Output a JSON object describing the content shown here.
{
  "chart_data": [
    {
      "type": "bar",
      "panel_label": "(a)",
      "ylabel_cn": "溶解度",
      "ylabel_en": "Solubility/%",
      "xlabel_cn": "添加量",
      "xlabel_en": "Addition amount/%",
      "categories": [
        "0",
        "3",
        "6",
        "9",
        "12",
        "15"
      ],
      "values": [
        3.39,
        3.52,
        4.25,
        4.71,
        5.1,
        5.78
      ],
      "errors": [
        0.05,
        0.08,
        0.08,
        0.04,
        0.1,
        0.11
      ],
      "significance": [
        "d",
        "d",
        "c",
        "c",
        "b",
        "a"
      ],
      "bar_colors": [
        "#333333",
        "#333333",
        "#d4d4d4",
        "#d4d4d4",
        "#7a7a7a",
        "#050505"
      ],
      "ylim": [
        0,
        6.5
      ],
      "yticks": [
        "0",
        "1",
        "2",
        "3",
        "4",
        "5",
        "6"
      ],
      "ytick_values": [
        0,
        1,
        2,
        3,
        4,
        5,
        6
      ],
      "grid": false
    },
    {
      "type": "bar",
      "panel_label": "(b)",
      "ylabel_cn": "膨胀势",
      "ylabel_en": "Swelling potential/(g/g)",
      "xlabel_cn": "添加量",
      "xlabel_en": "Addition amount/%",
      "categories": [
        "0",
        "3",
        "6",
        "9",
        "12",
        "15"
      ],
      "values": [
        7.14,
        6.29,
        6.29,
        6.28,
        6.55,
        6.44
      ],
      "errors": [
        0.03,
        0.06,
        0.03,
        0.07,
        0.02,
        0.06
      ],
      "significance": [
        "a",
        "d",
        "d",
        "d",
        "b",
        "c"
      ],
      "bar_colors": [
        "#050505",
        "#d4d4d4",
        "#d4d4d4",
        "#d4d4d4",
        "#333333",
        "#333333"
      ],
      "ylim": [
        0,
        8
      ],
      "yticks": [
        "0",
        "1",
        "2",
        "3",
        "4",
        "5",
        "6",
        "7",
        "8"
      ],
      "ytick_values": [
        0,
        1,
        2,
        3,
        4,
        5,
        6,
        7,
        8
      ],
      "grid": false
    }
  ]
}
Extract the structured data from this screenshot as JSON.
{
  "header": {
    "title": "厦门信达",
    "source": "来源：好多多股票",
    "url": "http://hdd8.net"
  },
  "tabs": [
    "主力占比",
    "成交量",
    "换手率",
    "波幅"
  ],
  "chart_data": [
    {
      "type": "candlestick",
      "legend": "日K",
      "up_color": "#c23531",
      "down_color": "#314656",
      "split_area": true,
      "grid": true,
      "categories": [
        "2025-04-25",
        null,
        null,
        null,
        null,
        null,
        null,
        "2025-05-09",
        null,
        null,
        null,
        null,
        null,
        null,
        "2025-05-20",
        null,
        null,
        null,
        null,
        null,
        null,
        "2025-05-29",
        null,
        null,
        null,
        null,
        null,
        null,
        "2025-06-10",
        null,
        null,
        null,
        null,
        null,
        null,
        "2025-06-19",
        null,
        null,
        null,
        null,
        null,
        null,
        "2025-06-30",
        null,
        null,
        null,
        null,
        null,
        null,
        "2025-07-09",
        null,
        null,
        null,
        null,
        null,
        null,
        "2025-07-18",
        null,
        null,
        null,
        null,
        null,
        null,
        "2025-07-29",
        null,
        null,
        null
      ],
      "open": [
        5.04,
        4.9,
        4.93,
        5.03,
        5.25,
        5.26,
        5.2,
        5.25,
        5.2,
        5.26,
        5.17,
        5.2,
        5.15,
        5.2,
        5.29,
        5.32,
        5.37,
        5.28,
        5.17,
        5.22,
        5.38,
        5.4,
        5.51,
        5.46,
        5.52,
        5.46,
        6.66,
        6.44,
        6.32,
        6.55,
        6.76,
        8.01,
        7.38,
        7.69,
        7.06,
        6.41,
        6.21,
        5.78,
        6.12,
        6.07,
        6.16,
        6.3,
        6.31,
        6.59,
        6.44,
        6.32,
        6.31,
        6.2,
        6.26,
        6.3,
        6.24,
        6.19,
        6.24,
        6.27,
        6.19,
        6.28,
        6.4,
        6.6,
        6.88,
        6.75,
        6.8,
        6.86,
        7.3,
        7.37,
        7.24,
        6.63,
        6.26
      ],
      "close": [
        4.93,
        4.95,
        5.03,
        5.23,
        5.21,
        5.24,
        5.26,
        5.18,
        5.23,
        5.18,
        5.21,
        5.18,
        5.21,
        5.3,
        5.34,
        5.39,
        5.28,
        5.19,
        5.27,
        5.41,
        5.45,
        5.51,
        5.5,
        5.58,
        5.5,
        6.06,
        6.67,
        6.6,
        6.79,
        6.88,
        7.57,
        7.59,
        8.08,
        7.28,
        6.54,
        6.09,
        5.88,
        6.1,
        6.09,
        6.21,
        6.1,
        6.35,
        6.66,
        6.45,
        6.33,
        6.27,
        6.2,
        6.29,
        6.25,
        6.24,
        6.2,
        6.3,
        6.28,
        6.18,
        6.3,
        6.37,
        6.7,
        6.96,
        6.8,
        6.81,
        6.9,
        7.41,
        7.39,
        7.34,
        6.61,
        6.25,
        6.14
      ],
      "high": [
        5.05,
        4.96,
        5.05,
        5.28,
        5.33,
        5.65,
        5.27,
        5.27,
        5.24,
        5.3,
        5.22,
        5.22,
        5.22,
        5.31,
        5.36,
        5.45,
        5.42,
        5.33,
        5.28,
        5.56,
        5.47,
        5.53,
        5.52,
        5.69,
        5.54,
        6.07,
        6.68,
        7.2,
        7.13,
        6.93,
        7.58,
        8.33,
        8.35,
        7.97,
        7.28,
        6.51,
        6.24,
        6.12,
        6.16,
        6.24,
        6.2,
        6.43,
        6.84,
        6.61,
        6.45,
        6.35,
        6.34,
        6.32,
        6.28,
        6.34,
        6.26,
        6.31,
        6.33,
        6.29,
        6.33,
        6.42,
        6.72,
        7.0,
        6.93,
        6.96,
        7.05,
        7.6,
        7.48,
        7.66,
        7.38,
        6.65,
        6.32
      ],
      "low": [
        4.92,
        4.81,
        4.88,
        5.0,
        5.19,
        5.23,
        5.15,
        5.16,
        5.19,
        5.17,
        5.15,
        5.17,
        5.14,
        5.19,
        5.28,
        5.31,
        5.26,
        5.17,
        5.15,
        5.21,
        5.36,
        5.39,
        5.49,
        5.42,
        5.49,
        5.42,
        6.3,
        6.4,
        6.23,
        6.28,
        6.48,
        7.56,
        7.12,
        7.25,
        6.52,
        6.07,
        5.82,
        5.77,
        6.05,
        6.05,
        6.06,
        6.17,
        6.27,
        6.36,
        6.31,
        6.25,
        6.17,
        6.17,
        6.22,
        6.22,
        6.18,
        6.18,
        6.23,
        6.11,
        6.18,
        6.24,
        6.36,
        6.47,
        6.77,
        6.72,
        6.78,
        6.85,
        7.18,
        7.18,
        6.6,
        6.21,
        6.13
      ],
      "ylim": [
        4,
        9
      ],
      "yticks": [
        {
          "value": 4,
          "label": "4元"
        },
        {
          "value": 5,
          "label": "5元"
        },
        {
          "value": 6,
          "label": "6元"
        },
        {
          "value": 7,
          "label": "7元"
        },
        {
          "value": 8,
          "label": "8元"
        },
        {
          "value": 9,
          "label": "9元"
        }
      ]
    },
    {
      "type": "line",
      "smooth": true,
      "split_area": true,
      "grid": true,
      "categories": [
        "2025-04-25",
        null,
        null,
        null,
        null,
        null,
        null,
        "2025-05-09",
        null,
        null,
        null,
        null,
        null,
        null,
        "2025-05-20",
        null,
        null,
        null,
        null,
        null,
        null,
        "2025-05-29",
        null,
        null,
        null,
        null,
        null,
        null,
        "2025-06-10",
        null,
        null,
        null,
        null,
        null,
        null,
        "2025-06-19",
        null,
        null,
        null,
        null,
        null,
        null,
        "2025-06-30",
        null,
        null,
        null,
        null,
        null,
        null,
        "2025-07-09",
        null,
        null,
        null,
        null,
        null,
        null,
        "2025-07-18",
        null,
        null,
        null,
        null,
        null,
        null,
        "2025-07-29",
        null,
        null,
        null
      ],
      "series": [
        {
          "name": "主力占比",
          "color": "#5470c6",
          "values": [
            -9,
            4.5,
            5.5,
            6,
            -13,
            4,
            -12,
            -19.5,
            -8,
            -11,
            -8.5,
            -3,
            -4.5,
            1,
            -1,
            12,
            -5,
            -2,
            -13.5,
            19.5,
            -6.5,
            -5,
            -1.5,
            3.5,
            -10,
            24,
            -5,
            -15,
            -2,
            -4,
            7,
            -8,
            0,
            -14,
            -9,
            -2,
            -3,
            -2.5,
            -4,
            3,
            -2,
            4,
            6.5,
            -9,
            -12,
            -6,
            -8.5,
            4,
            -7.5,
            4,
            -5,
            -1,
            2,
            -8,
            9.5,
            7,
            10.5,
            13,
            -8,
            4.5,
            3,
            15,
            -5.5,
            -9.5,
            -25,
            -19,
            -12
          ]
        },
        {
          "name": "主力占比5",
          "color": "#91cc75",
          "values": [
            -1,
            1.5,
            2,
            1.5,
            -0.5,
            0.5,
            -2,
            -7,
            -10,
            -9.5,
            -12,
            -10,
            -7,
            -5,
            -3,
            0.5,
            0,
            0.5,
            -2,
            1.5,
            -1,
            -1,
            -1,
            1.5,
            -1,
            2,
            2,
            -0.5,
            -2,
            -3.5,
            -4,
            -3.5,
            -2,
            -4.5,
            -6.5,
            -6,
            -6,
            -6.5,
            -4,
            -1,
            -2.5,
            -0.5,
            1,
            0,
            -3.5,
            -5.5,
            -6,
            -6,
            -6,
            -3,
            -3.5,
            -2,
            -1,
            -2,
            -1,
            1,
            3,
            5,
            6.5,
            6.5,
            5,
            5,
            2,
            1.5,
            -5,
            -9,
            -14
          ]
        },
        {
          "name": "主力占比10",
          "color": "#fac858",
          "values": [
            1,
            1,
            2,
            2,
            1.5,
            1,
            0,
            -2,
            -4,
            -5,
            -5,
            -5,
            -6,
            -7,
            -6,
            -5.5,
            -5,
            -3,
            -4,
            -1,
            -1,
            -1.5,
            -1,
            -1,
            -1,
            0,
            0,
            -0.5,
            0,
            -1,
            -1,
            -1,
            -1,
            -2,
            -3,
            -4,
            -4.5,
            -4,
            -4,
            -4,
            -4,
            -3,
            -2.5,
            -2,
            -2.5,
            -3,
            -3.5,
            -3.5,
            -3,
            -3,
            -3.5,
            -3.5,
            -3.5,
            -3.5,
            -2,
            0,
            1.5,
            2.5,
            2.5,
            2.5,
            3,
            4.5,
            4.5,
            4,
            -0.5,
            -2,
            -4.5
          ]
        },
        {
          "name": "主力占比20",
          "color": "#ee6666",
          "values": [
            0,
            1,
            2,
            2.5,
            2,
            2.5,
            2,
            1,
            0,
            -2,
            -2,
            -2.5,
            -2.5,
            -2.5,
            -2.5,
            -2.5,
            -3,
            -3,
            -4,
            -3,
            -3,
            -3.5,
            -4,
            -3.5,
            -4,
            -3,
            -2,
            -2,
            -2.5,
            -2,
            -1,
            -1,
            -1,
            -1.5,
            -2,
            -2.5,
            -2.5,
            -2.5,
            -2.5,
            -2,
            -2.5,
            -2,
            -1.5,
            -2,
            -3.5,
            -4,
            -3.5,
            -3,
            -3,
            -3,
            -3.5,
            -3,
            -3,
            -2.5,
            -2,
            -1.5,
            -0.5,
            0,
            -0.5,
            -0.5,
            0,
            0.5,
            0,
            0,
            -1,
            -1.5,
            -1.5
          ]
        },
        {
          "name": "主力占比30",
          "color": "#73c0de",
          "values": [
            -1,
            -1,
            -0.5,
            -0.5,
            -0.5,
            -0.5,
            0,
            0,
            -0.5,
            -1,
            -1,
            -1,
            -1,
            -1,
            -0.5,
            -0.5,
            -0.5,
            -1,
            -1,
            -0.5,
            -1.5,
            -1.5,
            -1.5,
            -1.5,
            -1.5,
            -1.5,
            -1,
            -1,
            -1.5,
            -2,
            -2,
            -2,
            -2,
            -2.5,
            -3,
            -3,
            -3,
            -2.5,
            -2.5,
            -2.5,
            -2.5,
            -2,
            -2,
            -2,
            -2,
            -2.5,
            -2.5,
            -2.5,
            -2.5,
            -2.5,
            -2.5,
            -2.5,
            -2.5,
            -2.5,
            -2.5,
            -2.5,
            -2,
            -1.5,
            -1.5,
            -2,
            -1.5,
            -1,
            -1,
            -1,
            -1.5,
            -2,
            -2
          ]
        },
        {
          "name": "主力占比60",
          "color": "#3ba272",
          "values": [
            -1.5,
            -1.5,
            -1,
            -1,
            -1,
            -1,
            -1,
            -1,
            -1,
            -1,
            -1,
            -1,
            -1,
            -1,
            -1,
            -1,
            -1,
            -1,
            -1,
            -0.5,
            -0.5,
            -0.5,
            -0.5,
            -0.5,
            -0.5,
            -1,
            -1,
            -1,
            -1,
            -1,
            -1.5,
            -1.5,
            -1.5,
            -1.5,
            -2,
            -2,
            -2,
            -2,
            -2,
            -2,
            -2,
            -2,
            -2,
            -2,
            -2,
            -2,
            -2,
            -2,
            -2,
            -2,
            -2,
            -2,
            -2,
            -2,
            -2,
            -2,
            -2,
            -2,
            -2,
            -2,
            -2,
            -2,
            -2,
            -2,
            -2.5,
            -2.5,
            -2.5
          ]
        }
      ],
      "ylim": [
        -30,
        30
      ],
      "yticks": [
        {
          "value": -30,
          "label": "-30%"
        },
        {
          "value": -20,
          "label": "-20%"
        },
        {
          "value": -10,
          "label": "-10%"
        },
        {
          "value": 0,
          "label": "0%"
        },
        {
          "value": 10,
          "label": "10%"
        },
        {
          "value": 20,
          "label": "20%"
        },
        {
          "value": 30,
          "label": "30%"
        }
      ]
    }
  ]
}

YOUR OBJECTIVE:
From the entries above, copy every line that holds the word "JSON".

WRITTEN ANSWER:
Output a JSON object describing the content shown here.
Extract the structured data from this screenshot as JSON.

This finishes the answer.